Required task
Return every line of the material exactly.

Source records
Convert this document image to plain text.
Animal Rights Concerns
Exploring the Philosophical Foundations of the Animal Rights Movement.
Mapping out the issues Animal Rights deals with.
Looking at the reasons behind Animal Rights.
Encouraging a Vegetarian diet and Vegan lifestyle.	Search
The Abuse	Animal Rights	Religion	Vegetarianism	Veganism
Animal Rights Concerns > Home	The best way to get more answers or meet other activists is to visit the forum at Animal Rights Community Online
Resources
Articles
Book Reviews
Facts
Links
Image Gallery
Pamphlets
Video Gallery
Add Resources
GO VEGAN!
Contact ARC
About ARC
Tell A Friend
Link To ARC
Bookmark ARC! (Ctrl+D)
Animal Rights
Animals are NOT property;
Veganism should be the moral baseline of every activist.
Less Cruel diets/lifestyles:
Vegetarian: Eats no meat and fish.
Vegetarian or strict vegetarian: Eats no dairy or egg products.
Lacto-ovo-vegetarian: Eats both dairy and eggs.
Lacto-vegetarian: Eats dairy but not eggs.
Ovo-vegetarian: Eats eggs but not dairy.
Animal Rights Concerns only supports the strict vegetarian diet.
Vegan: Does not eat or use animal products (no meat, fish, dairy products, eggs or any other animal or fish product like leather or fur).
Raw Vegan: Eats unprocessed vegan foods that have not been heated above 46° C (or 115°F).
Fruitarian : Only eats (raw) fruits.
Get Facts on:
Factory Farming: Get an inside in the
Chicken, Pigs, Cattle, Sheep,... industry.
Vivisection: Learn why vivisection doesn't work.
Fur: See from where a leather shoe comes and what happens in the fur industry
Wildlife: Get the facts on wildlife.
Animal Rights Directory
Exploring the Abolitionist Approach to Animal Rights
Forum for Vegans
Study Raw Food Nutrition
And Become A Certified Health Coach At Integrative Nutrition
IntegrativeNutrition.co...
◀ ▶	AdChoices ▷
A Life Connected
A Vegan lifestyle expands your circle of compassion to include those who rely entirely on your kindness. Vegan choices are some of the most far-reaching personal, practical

Finished exercise
Convert this document image to plain text.
Animal Rights Concerns
Exploring the Philosophical Foundations of the Animal Rights Movement.
Mapping out the issues Animal Rights deals with.
Looking at the reasons behind Animal Rights.
Encouraging a Vegetarian diet and Vegan lifestyle.	Search
The Abuse	Animal Rights	Religion	Vegetarianism	Veganism
Animal Rights Concerns > Home	The best way to get more answers or meet other activists is to visit the forum at Animal Rights Community Online
Resources
Articles
Book Reviews
Facts
Links
Image Gallery
Pamphlets
Video Gallery
Add Resources
GO VEGAN!
Contact ARC
About ARC
Tell A Friend
Link To ARC
Bookmark ARC! (Ctrl+D)
Animal Rights
Animals are NOT property;
Veganism should be the moral baseline of every activist.
Less Cruel diets/lifestyles:
Vegetarian: Eats no meat and fish.
Vegetarian or strict vegetarian: Eats no dairy or egg products.
Lacto-ovo-vegetarian: Eats both dairy and eggs.
Lacto-vegetarian: Eats dairy but not eggs.
Ovo-vegetarian: Eats eggs but not dairy.
Animal Rights Concerns only supports the strict vegetarian diet.
Vegan: Does not eat or use animal products (no meat, fish, dairy products, eggs or any other animal or fish product like leather or fur).
Raw Vegan: Eats unprocessed vegan foods that have not been heated above 46° C (or 115°F).
Fruitarian : Only eats (raw) fruits.
Get Facts on:
Factory Farming: Get an inside in the
Chicken, Pigs, Cattle, Sheep,... industry.
Vivisection: Learn why vivisection doesn't work.
Fur: See from where a leather shoe comes and what happens in the fur industry
Wildlife: Get the facts on wildlife.
Animal Rights Directory
Exploring the Abolitionist Approach to Animal Rights
Forum for Vegans
Study Raw Food Nutrition
And Become A Certified Health Coach At Integrative Nutrition
IntegrativeNutrition.co...
◀ ▶	AdChoices ▷
A Life Connected
A Vegan lifestyle expands your circle of compassion to include those who rely entirely on your kindness. Vegan choices are some of the most far-reaching personal, practical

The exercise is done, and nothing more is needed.